• EXERCISE BRIEF: Work out how many lines of the records hold the string "name", and reply with that number alone.

··········

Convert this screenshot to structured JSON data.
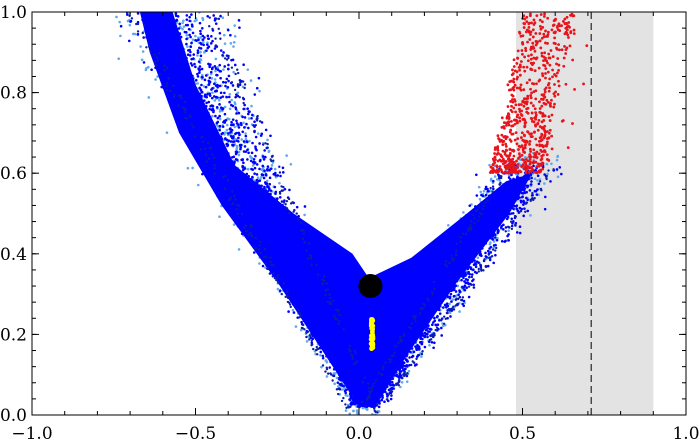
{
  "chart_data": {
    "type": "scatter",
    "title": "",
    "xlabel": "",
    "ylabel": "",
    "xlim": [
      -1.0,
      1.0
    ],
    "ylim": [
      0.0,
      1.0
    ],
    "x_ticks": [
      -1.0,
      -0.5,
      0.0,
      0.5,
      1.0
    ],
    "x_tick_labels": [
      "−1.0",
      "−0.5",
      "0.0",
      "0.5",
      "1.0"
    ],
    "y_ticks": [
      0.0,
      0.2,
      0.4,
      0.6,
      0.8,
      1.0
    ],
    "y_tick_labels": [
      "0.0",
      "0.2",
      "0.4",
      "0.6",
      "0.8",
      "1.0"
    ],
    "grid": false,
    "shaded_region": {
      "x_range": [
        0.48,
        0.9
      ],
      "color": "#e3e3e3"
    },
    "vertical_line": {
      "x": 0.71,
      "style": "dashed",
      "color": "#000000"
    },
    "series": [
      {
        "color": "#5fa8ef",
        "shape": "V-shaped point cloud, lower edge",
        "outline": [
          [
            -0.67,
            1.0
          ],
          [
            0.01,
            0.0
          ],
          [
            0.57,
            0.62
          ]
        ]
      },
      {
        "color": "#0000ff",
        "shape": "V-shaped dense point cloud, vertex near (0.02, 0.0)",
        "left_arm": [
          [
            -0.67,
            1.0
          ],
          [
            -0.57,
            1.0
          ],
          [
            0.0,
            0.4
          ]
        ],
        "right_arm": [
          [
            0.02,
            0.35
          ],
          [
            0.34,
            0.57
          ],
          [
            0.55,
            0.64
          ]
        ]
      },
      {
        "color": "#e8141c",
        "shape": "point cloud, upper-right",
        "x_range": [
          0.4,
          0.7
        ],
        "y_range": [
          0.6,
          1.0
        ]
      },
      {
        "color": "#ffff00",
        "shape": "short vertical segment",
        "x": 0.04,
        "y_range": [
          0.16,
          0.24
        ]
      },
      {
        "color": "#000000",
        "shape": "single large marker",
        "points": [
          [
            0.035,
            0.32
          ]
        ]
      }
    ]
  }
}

··········

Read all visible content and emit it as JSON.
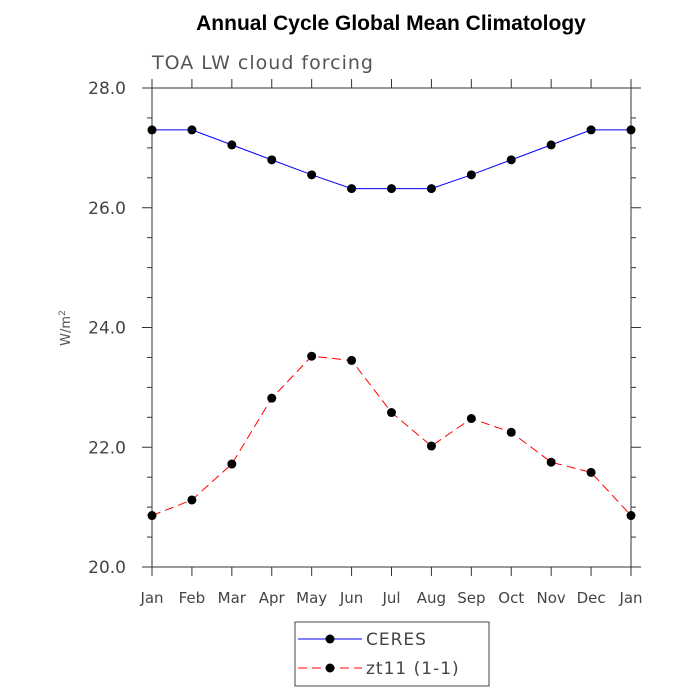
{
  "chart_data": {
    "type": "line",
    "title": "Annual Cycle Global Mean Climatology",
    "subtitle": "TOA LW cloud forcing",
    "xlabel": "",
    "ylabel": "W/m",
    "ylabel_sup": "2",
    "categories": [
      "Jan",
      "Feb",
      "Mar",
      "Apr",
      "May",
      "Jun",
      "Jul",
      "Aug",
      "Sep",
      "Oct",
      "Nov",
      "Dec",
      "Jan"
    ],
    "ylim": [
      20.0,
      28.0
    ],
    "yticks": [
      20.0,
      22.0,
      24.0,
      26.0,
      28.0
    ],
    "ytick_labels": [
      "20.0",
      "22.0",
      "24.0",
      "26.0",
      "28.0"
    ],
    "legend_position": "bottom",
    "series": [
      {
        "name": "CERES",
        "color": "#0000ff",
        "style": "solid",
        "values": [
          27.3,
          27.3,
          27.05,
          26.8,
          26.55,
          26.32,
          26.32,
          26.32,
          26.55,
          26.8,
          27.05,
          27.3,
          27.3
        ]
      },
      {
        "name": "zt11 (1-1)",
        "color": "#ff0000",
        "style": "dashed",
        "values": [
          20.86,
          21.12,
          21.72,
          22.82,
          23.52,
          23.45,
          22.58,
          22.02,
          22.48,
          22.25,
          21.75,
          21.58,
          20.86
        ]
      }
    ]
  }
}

··········

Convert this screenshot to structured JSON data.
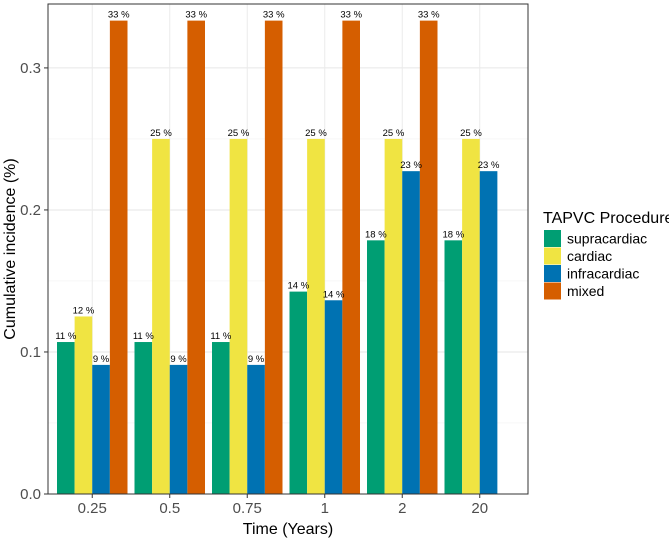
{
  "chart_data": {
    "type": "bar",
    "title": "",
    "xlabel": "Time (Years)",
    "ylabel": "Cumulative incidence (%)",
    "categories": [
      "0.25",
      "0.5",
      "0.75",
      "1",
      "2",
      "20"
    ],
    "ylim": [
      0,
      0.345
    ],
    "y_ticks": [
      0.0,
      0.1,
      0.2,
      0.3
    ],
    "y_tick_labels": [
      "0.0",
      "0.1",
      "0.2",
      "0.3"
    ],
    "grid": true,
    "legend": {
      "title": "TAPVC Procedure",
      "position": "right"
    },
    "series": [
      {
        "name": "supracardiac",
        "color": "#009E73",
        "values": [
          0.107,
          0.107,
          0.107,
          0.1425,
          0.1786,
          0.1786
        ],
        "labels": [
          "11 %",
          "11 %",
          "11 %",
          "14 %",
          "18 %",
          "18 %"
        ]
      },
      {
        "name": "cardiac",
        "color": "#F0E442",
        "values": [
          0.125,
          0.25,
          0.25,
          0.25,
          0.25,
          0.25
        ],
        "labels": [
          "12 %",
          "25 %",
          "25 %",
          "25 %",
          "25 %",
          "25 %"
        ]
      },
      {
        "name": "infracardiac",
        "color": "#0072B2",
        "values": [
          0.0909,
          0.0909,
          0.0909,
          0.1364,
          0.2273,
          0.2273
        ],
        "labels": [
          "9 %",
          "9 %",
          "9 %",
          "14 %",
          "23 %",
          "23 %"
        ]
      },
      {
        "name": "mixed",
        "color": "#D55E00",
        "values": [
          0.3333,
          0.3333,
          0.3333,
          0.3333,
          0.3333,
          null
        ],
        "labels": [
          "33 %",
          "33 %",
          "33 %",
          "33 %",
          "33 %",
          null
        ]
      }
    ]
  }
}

··········

• OUTPUT BELOW: 6